[start Data provided]

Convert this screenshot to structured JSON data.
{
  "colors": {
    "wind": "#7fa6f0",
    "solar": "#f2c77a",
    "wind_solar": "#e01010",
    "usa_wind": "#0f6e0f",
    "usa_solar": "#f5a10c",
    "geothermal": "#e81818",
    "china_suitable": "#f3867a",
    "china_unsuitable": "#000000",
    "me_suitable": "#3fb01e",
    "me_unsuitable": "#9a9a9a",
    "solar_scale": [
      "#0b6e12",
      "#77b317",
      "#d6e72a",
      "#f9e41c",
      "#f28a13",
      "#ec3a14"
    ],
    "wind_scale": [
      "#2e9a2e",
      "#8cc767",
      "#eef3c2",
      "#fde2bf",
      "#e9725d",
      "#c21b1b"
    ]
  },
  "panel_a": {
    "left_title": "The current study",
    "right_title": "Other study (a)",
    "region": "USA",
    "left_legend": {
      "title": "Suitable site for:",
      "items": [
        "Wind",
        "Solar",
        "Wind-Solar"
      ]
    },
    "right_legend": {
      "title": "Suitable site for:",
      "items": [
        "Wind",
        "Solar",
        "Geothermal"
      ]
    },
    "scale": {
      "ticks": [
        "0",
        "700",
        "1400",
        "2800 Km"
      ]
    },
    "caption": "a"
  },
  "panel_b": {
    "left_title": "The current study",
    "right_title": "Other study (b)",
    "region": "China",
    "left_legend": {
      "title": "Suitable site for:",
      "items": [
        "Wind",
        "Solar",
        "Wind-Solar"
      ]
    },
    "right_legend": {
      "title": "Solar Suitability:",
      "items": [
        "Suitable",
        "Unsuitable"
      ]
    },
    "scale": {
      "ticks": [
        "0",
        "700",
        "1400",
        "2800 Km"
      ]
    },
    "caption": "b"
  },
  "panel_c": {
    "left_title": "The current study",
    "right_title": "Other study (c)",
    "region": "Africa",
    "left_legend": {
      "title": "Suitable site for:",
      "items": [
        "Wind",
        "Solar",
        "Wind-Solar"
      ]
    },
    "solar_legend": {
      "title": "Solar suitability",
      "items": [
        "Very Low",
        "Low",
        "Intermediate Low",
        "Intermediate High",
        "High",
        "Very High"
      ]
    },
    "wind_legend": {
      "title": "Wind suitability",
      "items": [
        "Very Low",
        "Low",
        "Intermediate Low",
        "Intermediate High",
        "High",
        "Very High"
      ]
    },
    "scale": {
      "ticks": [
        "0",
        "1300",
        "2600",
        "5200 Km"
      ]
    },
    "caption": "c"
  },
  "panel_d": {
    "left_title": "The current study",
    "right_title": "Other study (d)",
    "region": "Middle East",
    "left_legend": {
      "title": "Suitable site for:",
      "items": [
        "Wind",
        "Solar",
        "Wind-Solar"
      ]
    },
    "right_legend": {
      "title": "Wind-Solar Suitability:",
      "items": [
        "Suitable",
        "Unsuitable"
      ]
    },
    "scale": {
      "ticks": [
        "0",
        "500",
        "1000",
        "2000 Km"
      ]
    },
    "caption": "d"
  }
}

[end Data provided]

Instructions to follow —
Extract the complete listing verbatim.

Exercise result —
Convert this screenshot to structured JSON data.
{
  "colors": {
    "wind": "#7fa6f0",
    "solar": "#f2c77a",
    "wind_solar": "#e01010",
    "usa_wind": "#0f6e0f",
    "usa_solar": "#f5a10c",
    "geothermal": "#e81818",
    "china_suitable": "#f3867a",
    "china_unsuitable": "#000000",
    "me_suitable": "#3fb01e",
    "me_unsuitable": "#9a9a9a",
    "solar_scale": [
      "#0b6e12",
      "#77b317",
      "#d6e72a",
      "#f9e41c",
      "#f28a13",
      "#ec3a14"
    ],
    "wind_scale": [
      "#2e9a2e",
      "#8cc767",
      "#eef3c2",
      "#fde2bf",
      "#e9725d",
      "#c21b1b"
    ]
  },
  "panel_a": {
    "left_title": "The current study",
    "right_title": "Other study (a)",
    "region": "USA",
    "left_legend": {
      "title": "Suitable site for:",
      "items": [
        "Wind",
        "Solar",
        "Wind-Solar"
      ]
    },
    "right_legend": {
      "title": "Suitable site for:",
      "items": [
        "Wind",
        "Solar",
        "Geothermal"
      ]
    },
    "scale": {
      "ticks": [
        "0",
        "700",
        "1400",
        "2800 Km"
      ]
    },
    "caption": "a"
  },
  "panel_b": {
    "left_title": "The current study",
    "right_title": "Other study (b)",
    "region": "China",
    "left_legend": {
      "title": "Suitable site for:",
      "items": [
        "Wind",
        "Solar",
        "Wind-Solar"
      ]
    },
    "right_legend": {
      "title": "Solar Suitability:",
      "items": [
        "Suitable",
        "Unsuitable"
      ]
    },
    "scale": {
      "ticks": [
        "0",
        "700",
        "1400",
        "2800 Km"
      ]
    },
    "caption": "b"
  },
  "panel_c": {
    "left_title": "The current study",
    "right_title": "Other study (c)",
    "region": "Africa",
    "left_legend": {
      "title": "Suitable site for:",
      "items": [
        "Wind",
        "Solar",
        "Wind-Solar"
      ]
    },
    "solar_legend": {
      "title": "Solar suitability",
      "items": [
        "Very Low",
        "Low",
        "Intermediate Low",
        "Intermediate High",
        "High",
        "Very High"
      ]
    },
    "wind_legend": {
      "title": "Wind suitability",
      "items": [
        "Very Low",
        "Low",
        "Intermediate Low",
        "Intermediate High",
        "High",
        "Very High"
      ]
    },
    "scale": {
      "ticks": [
        "0",
        "1300",
        "2600",
        "5200 Km"
      ]
    },
    "caption": "c"
  },
  "panel_d": {
    "left_title": "The current study",
    "right_title": "Other study (d)",
    "region": "Middle East",
    "left_legend": {
      "title": "Suitable site for:",
      "items": [
        "Wind",
        "Solar",
        "Wind-Solar"
      ]
    },
    "right_legend": {
      "title": "Wind-Solar Suitability:",
      "items": [
        "Suitable",
        "Unsuitable"
      ]
    },
    "scale": {
      "ticks": [
        "0",
        "500",
        "1000",
        "2000 Km"
      ]
    },
    "caption": "d"
  }
}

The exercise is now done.